* [Data to process]:
────────────────────────────────────────

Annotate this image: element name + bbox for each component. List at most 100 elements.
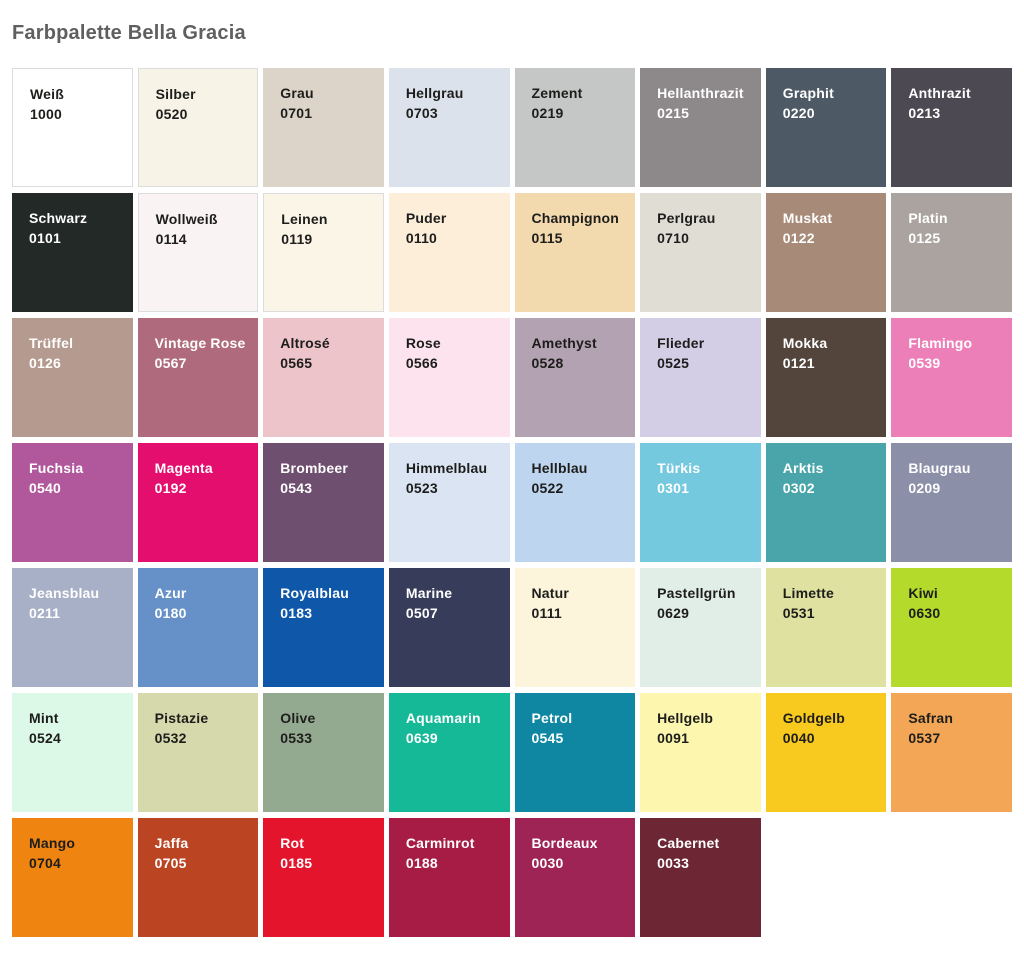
swatch-name: Kiwi — [908, 585, 938, 601]
swatch-code: 0703 — [405, 105, 438, 121]
swatch-code: 0507 — [405, 605, 438, 621]
swatch-name: Grau — [280, 85, 314, 101]
page-title: Farbpalette Bella Gracia — [12, 22, 246, 44]
swatch-code: 0091 — [657, 730, 690, 746]
color-swatch-0630: Kiwi 0630 — [891, 568, 1012, 687]
color-swatch-0520: Silber 0520 — [137, 68, 259, 187]
swatch-code: 0126 — [29, 355, 61, 371]
color-swatch-0119: Leinen 0119 — [263, 193, 384, 312]
swatch-code: 0705 — [154, 855, 187, 871]
swatch-code: 0567 — [154, 355, 187, 371]
swatch-code: 0188 — [405, 855, 438, 871]
swatch-name: Rot — [280, 835, 305, 851]
color-swatch-0523: Himmelblau 0523 — [388, 443, 510, 562]
swatch-name: Aquamarin — [405, 710, 481, 726]
color-swatch-0215: Hellanthrazit 0215 — [640, 68, 761, 187]
swatch-name: Fuchsia — [29, 460, 84, 476]
swatch-name: Anthrazit — [908, 85, 971, 101]
color-swatch-0030: Bordeaux 0030 — [514, 818, 636, 937]
swatch-code: 0525 — [657, 355, 690, 371]
swatch-code: 0180 — [154, 605, 187, 621]
color-swatch-0537: Safran 0537 — [891, 693, 1012, 812]
swatch-name: Pistazie — [154, 710, 209, 726]
swatch-name: Silber — [155, 86, 196, 102]
color-swatch-0114: Wollweiß 0114 — [137, 193, 259, 312]
swatch-name: Blaugrau — [908, 460, 971, 476]
color-swatch-0566: Rose 0566 — [388, 318, 510, 437]
swatch-code: 0101 — [29, 230, 61, 246]
swatch-code: 0125 — [908, 230, 941, 246]
empty-grid-cell — [891, 818, 1012, 937]
swatch-name: Hellgelb — [657, 710, 714, 726]
color-swatch-0121: Mokka 0121 — [765, 318, 887, 437]
swatch-name: Natur — [531, 585, 570, 601]
swatch-code: 0301 — [657, 480, 690, 496]
swatch-code: 0111 — [531, 605, 562, 621]
swatch-code: 0540 — [29, 480, 61, 496]
color-swatch-0122: Muskat 0122 — [765, 193, 887, 312]
color-swatch-0209: Blaugrau 0209 — [891, 443, 1012, 562]
palette-grid: Weiß 1000 Silber 0520 Grau 0701 Hellgrau 0703 Ze… — [12, 68, 1012, 937]
swatch-name: Weiß — [30, 86, 64, 102]
swatch-name: Wollweiß — [155, 211, 218, 227]
swatch-code: 0183 — [280, 605, 313, 621]
swatch-code: 0040 — [782, 730, 815, 746]
swatch-name: Graphit — [782, 85, 834, 101]
color-swatch-0301: Türkis 0301 — [640, 443, 761, 562]
swatch-name: Royalblau — [280, 585, 349, 601]
swatch-code: 0209 — [908, 480, 941, 496]
swatch-code: 0710 — [657, 230, 690, 246]
color-swatch-0710: Perlgrau 0710 — [640, 193, 761, 312]
swatch-name: Türkis — [657, 460, 701, 476]
swatch-code: 0219 — [531, 105, 564, 121]
empty-grid-cell — [766, 818, 887, 937]
color-swatch-0522: Hellblau 0522 — [514, 443, 636, 562]
swatch-code: 0539 — [908, 355, 941, 371]
color-swatch-0565: Altrosé 0565 — [263, 318, 384, 437]
color-swatch-0126: Trüffel 0126 — [12, 318, 133, 437]
color-swatch-0629: Pastellgrün 0629 — [640, 568, 761, 687]
swatch-code: 0532 — [154, 730, 187, 746]
swatch-code: 0704 — [29, 855, 61, 871]
swatch-code: 0533 — [280, 730, 313, 746]
swatch-name: Limette — [782, 585, 834, 601]
swatch-name: Marine — [405, 585, 453, 601]
swatch-name: Hellblau — [531, 460, 588, 476]
swatch-code: 0565 — [280, 355, 313, 371]
color-swatch-0533: Olive 0533 — [263, 693, 384, 812]
color-swatch-0532: Pistazie 0532 — [137, 693, 259, 812]
swatch-code: 0524 — [29, 730, 61, 746]
color-swatch-0507: Marine 0507 — [388, 568, 510, 687]
swatch-code: 0030 — [531, 855, 564, 871]
swatch-name: Himmelblau — [405, 460, 488, 476]
swatch-name: Azur — [154, 585, 187, 601]
color-swatch-0110: Puder 0110 — [388, 193, 510, 312]
color-swatch-0545: Petrol 0545 — [514, 693, 636, 812]
color-swatch-0192: Magenta 0192 — [137, 443, 259, 562]
swatch-code: 0122 — [782, 230, 815, 246]
swatch-name: Pastellgrün — [657, 585, 736, 601]
color-swatch-0567: Vintage Rose 0567 — [137, 318, 259, 437]
color-swatch-0528: Amethyst 0528 — [514, 318, 636, 437]
color-swatch-0180: Azur 0180 — [137, 568, 259, 687]
swatch-code: 0523 — [405, 480, 438, 496]
swatch-name: Mokka — [782, 335, 828, 351]
swatch-name: Champignon — [531, 210, 620, 226]
swatch-code: 0639 — [405, 730, 438, 746]
color-swatch-0115: Champignon 0115 — [514, 193, 636, 312]
swatch-name: Cabernet — [657, 835, 720, 851]
color-swatch-0125: Platin 0125 — [891, 193, 1012, 312]
color-swatch-0525: Flieder 0525 — [640, 318, 761, 437]
swatch-name: Olive — [280, 710, 316, 726]
swatch-code: 0520 — [155, 106, 188, 122]
swatch-code: 0522 — [531, 480, 564, 496]
swatch-code: 0629 — [657, 605, 690, 621]
swatch-code: 0215 — [657, 105, 690, 121]
swatch-code: 0528 — [531, 355, 564, 371]
swatch-code: 0110 — [405, 230, 438, 246]
color-swatch-0040: Goldgelb 0040 — [765, 693, 887, 812]
color-swatch-0033: Cabernet 0033 — [640, 818, 761, 937]
color-swatch-0220: Graphit 0220 — [765, 68, 887, 187]
swatch-code: 0211 — [29, 605, 61, 621]
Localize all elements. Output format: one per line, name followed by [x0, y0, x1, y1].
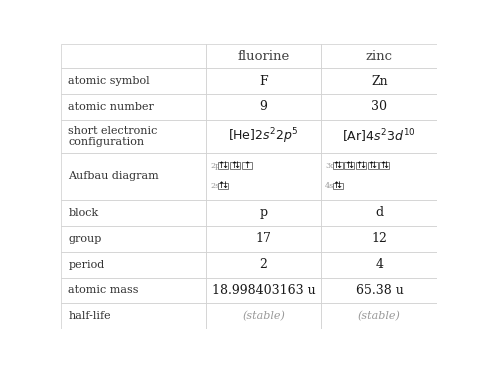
Text: p: p [260, 206, 268, 219]
Text: 65.38 u: 65.38 u [356, 284, 403, 297]
Text: atomic mass: atomic mass [68, 285, 139, 296]
Bar [230, 162, 240, 169]
Text: half-life: half-life [68, 311, 111, 322]
Text: ↓: ↓ [336, 161, 343, 170]
Text: 18.998403163 u: 18.998403163 u [212, 284, 315, 297]
Bar [321, 278, 437, 303]
Text: 2p: 2p [210, 162, 221, 170]
Bar [367, 162, 378, 169]
Text: atomic symbol: atomic symbol [68, 76, 150, 86]
Text: ↓: ↓ [336, 181, 343, 190]
Text: ↓: ↓ [359, 161, 366, 170]
Bar [206, 200, 321, 226]
Bar [321, 226, 437, 252]
Bar [61, 252, 206, 278]
Bar [321, 44, 437, 68]
Text: $\mathrm{[Ar]4}s^23d^{10}$: $\mathrm{[Ar]4}s^23d^{10}$ [343, 128, 417, 145]
Text: ↑: ↑ [356, 161, 363, 170]
Text: 9: 9 [260, 100, 267, 114]
Bar [61, 226, 206, 252]
Bar [206, 226, 321, 252]
Text: 4s: 4s [325, 182, 334, 190]
Text: ↓: ↓ [347, 161, 355, 170]
Text: d: d [375, 206, 383, 219]
Text: ↓: ↓ [221, 181, 228, 190]
Text: group: group [68, 233, 102, 244]
Text: ↑: ↑ [332, 161, 340, 170]
Bar [61, 44, 206, 68]
Text: ↓: ↓ [233, 161, 241, 170]
Bar [356, 162, 366, 169]
Text: 3d: 3d [325, 162, 335, 170]
Bar [218, 162, 228, 169]
Text: ↑: ↑ [344, 161, 351, 170]
Bar [321, 68, 437, 94]
Text: F: F [259, 74, 268, 88]
Bar [321, 303, 437, 329]
Bar [206, 120, 321, 153]
Bar [379, 162, 389, 169]
Bar [321, 94, 437, 120]
Text: 12: 12 [371, 232, 387, 245]
Text: (stable): (stable) [242, 311, 285, 322]
Bar [242, 162, 252, 169]
Text: $\mathrm{[He]2}s^22p^5$: $\mathrm{[He]2}s^22p^5$ [228, 127, 299, 146]
Bar [344, 162, 354, 169]
Text: ↑: ↑ [379, 161, 386, 170]
Text: 2: 2 [260, 258, 267, 271]
Bar [206, 153, 321, 200]
Bar [321, 200, 437, 226]
Text: 4: 4 [375, 258, 383, 271]
Text: (stable): (stable) [358, 311, 401, 322]
Text: ↑: ↑ [243, 161, 251, 170]
Bar [206, 44, 321, 68]
Bar [61, 303, 206, 329]
Bar [218, 182, 228, 189]
Text: 17: 17 [256, 232, 272, 245]
Bar [332, 182, 343, 189]
Text: zinc: zinc [366, 50, 393, 63]
Text: short electronic
configuration: short electronic configuration [68, 126, 157, 147]
Text: ↓: ↓ [382, 161, 390, 170]
Bar [321, 153, 437, 200]
Bar [61, 94, 206, 120]
Text: fluorine: fluorine [238, 50, 290, 63]
Text: Aufbau diagram: Aufbau diagram [68, 171, 159, 181]
Bar [206, 94, 321, 120]
Bar [206, 252, 321, 278]
Text: period: period [68, 259, 104, 270]
Bar [321, 252, 437, 278]
Bar [332, 162, 343, 169]
Text: ↓: ↓ [371, 161, 378, 170]
Text: Zn: Zn [371, 74, 388, 88]
Text: ↓: ↓ [221, 161, 228, 170]
Text: ↑: ↑ [218, 161, 225, 170]
Bar [61, 200, 206, 226]
Text: atomic number: atomic number [68, 102, 154, 112]
Bar [61, 68, 206, 94]
Text: block: block [68, 208, 99, 218]
Text: ↑: ↑ [332, 181, 340, 190]
Bar [61, 120, 206, 153]
Text: ↑: ↑ [230, 161, 237, 170]
Bar [206, 68, 321, 94]
Bar [206, 303, 321, 329]
Bar [61, 278, 206, 303]
Text: 30: 30 [371, 100, 387, 114]
Bar [61, 153, 206, 200]
Bar [321, 120, 437, 153]
Text: ↑: ↑ [218, 181, 225, 190]
Bar [206, 278, 321, 303]
Text: 2s: 2s [210, 182, 220, 190]
Text: ↑: ↑ [367, 161, 375, 170]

────────────────────────────────────────

* [Your goal]:
Quote the lines above word for word, from the line containing "swatch-name: Kiwi — [908, 585, 938, 601]" through the line containing "color-swatch-0566: Rose 0566", with both of those lines included.

* [Answer to the task]:
swatch-name: Kiwi — [908, 585, 938, 601]
swatch-code: 0703 — [405, 105, 438, 121]
swatch-code: 0507 — [405, 605, 438, 621]
swatch-name: Grau — [280, 85, 314, 101]
page-title: Farbpalette Bella Gracia — [12, 22, 246, 44]
swatch-code: 0091 — [657, 730, 690, 746]
color-swatch-0630: Kiwi 0630 — [891, 568, 1012, 687]
color-swatch-0520: Silber 0520 — [137, 68, 259, 187]
swatch-code: 0126 — [29, 355, 61, 371]
color-swatch-0119: Leinen 0119 — [263, 193, 384, 312]
swatch-code: 0705 — [154, 855, 187, 871]
swatch-code: 0567 — [154, 355, 187, 371]
swatch-code: 0188 — [405, 855, 438, 871]
swatch-name: Rot — [280, 835, 305, 851]
color-swatch-0523: Himmelblau 0523 — [388, 443, 510, 562]
swatch-name: Aquamarin — [405, 710, 481, 726]
color-swatch-0215: Hellanthrazit 0215 — [640, 68, 761, 187]
swatch-name: Fuchsia — [29, 460, 84, 476]
swatch-name: Anthrazit — [908, 85, 971, 101]
color-swatch-0030: Bordeaux 0030 — [514, 818, 636, 937]
swatch-code: 0525 — [657, 355, 690, 371]
swatch-code: 0180 — [154, 605, 187, 621]
color-swatch-0537: Safran 0537 — [891, 693, 1012, 812]
swatch-name: Pistazie — [154, 710, 209, 726]
swatch-name: Silber — [155, 86, 196, 102]
color-swatch-0114: Wollweiß 0114 — [137, 193, 259, 312]
swatch-name: Blaugrau — [908, 460, 971, 476]
color-swatch-0566: Rose 0566 — [388, 318, 510, 437]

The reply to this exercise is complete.